Recast every line of the material below as a Markdown table with the columns "Row" and "Entry". Number each line in Row, skip blank lines, and leave the pictures out.

# # # # # # #

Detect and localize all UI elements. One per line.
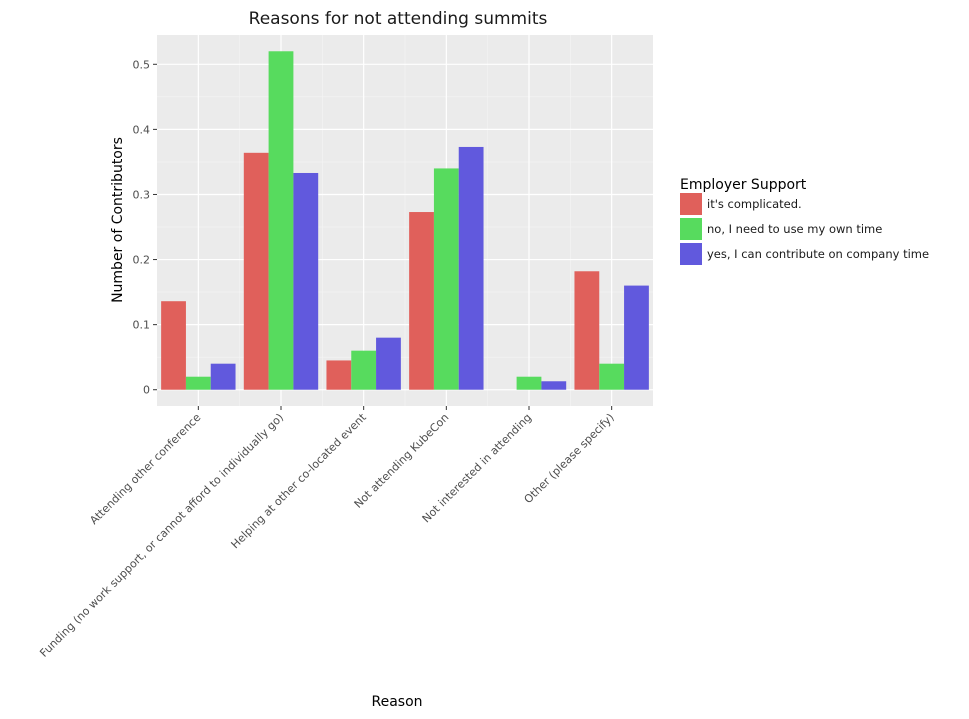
y-tick-label: 0.2 <box>133 254 151 267</box>
chart-title: Reasons for not attending summits <box>249 9 548 29</box>
bar <box>458 146 484 390</box>
bar <box>376 337 401 390</box>
bar <box>624 285 649 390</box>
bar <box>516 376 542 390</box>
bar <box>574 271 600 390</box>
bar <box>433 168 459 390</box>
bar <box>268 51 294 390</box>
x-tick-label: Not attending KubeCon <box>352 411 452 511</box>
bar <box>210 363 236 390</box>
bar <box>409 212 434 390</box>
legend-items: it's complicated. no, I need to use my ow… <box>680 193 929 265</box>
y-tick-label: 0.3 <box>133 188 151 201</box>
y-axis-ticks: 0 0.1 0.2 0.3 0.4 0.5 <box>133 58 157 397</box>
bar <box>541 381 567 390</box>
y-tick-label: 0 <box>143 384 150 397</box>
bar <box>599 363 625 390</box>
legend-label: it's complicated. <box>707 197 802 211</box>
y-tick-label: 0.4 <box>133 123 151 136</box>
x-tick-label: Other (please specify) <box>522 411 617 506</box>
legend-label: no, I need to use my own time <box>707 222 882 236</box>
bars <box>161 51 649 390</box>
legend-swatch <box>680 218 702 240</box>
bar <box>293 172 319 390</box>
y-axis-title: Number of Contributors <box>110 137 126 303</box>
bar <box>243 152 269 390</box>
legend: Employer Support it's complicated. no, I … <box>680 177 929 265</box>
legend-label: yes, I can contribute on company time <box>707 247 929 261</box>
legend-swatch <box>680 243 702 265</box>
legend-title: Employer Support <box>680 177 807 193</box>
x-tick-label: Helping at other co-located event <box>229 410 370 551</box>
bar <box>326 360 352 390</box>
grid-minor <box>157 35 653 406</box>
x-axis-title: Reason <box>371 694 422 710</box>
y-tick-label: 0.1 <box>133 319 151 332</box>
bar <box>185 376 211 390</box>
bar <box>161 301 186 390</box>
y-tick-label: 0.5 <box>133 58 151 71</box>
bar <box>351 350 377 390</box>
legend-swatch <box>680 193 702 215</box>
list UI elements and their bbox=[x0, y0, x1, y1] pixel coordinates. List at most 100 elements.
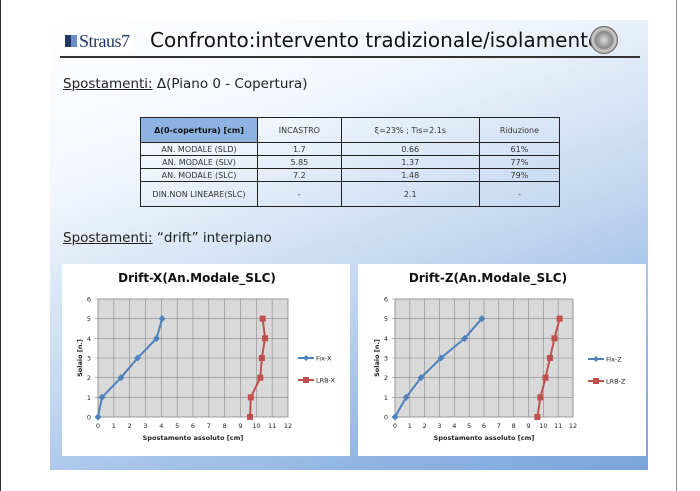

# # # # # # #

• _Written answer_
| Row | Entry |
|---|---|
| 1 | Detect and localize all UI elements. One per line. |
| 2 | y-tick-label: 0.2 <box>133 254 151 267</box> |
| 3 | chart-title: Reasons for not attending summits <box>249 9 548 29</box> |
| 4 | bar <box>458 146 484 390</box> |
| 5 | bar <box>376 337 401 390</box> |
| 6 | bar <box>624 285 649 390</box> |
| 7 | bar <box>516 376 542 390</box> |
| 8 | bar <box>574 271 600 390</box> |
| 9 | bar <box>433 168 459 390</box> |
| 10 | bar <box>268 51 294 390</box> |
| 11 | x-tick-label: Not attending KubeCon <box>352 411 452 511</box> |
| 12 | bar <box>210 363 236 390</box> |
| 13 | bar <box>409 212 434 390</box> |
| 14 | legend-items: it's complicated. no, I need to use my ow… <box>680 193 929 265</box> |
| 15 | y-tick-label: 0.3 <box>133 188 151 201</box> |
| 16 | y-axis-ticks: 0 0.1 0.2 0.3 0.4 0.5 <box>133 58 157 397</box> |
| 17 | bar <box>541 381 567 390</box> |
| 18 | y-tick-label: 0 <box>143 384 150 397</box> |
| 19 | bar <box>599 363 625 390</box> |
| 20 | legend-label: it's complicated. <box>707 197 802 211</box> |
| 21 | y-tick-label: 0.4 <box>133 123 151 136</box> |
| 22 | x-tick-label: Other (please specify) <box>522 411 617 506</box> |
| 23 | legend-label: no, I need to use my own time <box>707 222 882 236</box> |
| 24 | bars <box>161 51 649 390</box> |
| 25 | legend-swatch <box>680 218 702 240</box> |
| 26 | bar <box>293 172 319 390</box> |
| 27 | y-axis-title: Number of Contributors <box>110 137 126 303</box> |
| 28 | bar <box>243 152 269 390</box> |
| 29 | legend: Employer Support it's complicated. no, I … <box>680 177 929 265</box> |
| 30 | legend-label: yes, I can contribute on company time <box>707 247 929 261</box> |
| 31 | legend-swatch <box>680 243 702 265</box> |
| 32 | legend-title: Employer Support <box>680 177 807 193</box> |
| 33 | x-tick-label: Helping at other co-located event <box>229 410 370 551</box> |
| 34 | bar <box>326 360 352 390</box> |
| 35 | grid-minor <box>157 35 653 406</box> |
| 36 | x-axis-title: Reason <box>371 694 422 710</box> |
| 37 | y-tick-label: 0.1 <box>133 319 151 332</box> |
| 38 | bar <box>185 376 211 390</box> |
| 39 | bar <box>161 301 186 390</box> |
| 40 | y-tick-label: 0.5 <box>133 58 151 71</box> |
| 41 | bar <box>351 350 377 390</box> |
| 42 | legend-swatch <box>680 193 702 215</box> |
| 43 | list UI elements and their bbox=[x0, y0, x1, y1] pixel coordinates. List at most 100 elements. |